» What you need to do:
Search the material for the word "such" and report each line where it turns up.

» Material to process:
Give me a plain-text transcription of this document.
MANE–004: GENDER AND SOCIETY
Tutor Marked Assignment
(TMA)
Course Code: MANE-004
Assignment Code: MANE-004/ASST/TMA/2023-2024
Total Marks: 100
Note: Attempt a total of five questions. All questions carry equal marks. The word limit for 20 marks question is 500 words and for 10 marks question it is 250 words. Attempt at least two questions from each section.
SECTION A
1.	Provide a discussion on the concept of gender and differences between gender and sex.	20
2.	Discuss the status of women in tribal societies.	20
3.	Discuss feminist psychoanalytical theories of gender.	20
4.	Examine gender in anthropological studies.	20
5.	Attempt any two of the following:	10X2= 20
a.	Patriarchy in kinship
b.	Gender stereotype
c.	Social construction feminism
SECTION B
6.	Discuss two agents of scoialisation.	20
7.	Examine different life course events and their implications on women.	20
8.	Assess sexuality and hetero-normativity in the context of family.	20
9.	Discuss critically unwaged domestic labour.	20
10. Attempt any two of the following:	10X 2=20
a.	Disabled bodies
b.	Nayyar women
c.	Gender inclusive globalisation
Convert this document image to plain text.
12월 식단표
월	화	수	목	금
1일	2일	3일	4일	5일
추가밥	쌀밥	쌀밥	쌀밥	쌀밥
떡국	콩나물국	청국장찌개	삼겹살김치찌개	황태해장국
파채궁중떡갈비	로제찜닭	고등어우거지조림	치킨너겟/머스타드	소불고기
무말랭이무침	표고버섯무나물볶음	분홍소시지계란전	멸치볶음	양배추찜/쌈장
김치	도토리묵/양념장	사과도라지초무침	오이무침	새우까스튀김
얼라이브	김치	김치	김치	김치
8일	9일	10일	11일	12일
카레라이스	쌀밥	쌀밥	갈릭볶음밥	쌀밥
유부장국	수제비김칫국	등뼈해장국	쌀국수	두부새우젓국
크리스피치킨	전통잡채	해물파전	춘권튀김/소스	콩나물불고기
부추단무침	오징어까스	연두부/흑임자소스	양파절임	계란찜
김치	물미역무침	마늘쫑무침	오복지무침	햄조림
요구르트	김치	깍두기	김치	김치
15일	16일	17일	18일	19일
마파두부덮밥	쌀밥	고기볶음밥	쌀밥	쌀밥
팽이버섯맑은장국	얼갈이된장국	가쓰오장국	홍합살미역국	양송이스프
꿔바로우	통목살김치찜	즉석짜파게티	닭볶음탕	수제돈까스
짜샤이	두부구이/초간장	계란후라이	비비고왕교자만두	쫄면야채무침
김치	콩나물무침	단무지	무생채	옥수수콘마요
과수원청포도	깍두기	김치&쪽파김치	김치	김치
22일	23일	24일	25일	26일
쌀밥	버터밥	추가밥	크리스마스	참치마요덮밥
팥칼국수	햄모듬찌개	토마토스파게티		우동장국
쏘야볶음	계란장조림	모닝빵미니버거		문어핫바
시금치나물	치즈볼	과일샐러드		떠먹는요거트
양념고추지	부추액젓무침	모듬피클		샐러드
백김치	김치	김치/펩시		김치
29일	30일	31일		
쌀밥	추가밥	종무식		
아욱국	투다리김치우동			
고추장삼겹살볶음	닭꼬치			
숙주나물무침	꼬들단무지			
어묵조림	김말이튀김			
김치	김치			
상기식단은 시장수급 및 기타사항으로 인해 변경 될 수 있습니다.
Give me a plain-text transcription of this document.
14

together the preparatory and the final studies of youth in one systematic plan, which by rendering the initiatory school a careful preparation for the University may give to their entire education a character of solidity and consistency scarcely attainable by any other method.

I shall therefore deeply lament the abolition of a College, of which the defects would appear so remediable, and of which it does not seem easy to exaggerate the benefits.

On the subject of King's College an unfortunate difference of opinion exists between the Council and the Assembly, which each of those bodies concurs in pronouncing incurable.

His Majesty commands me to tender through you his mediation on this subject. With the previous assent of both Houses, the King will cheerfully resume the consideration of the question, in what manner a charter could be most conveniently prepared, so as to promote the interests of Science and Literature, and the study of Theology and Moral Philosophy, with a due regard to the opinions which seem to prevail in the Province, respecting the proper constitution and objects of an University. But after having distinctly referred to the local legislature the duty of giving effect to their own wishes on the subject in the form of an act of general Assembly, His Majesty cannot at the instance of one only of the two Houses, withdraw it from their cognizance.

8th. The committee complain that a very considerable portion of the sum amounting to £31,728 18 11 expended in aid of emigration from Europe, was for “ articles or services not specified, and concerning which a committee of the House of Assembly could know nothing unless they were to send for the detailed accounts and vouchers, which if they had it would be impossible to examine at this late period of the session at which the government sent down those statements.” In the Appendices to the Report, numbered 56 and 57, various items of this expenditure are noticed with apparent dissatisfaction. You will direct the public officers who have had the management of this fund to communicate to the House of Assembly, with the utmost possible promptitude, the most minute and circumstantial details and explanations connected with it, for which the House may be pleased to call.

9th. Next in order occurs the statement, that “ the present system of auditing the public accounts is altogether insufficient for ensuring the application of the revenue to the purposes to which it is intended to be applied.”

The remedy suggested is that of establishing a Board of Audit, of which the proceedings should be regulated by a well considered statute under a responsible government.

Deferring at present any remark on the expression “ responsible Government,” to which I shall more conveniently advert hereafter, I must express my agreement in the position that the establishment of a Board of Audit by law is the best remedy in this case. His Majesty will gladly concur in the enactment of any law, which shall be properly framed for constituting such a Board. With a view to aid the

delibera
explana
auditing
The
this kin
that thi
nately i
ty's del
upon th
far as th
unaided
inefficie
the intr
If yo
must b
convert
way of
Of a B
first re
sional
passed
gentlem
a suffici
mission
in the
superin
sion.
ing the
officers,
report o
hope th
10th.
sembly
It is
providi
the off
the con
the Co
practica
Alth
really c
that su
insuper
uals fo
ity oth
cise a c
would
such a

» Solved exercise:
Deferring at present any remark on the expression “ responsible Government,” to which I shall more conveniently advert hereafter, I must express my agreement in the position that the establishment of a Board of Audit by law is the best remedy in this case. His Majesty will gladly concur in the enactment of any law, which shall be properly framed for constituting such a Board. With a view to aid the
such a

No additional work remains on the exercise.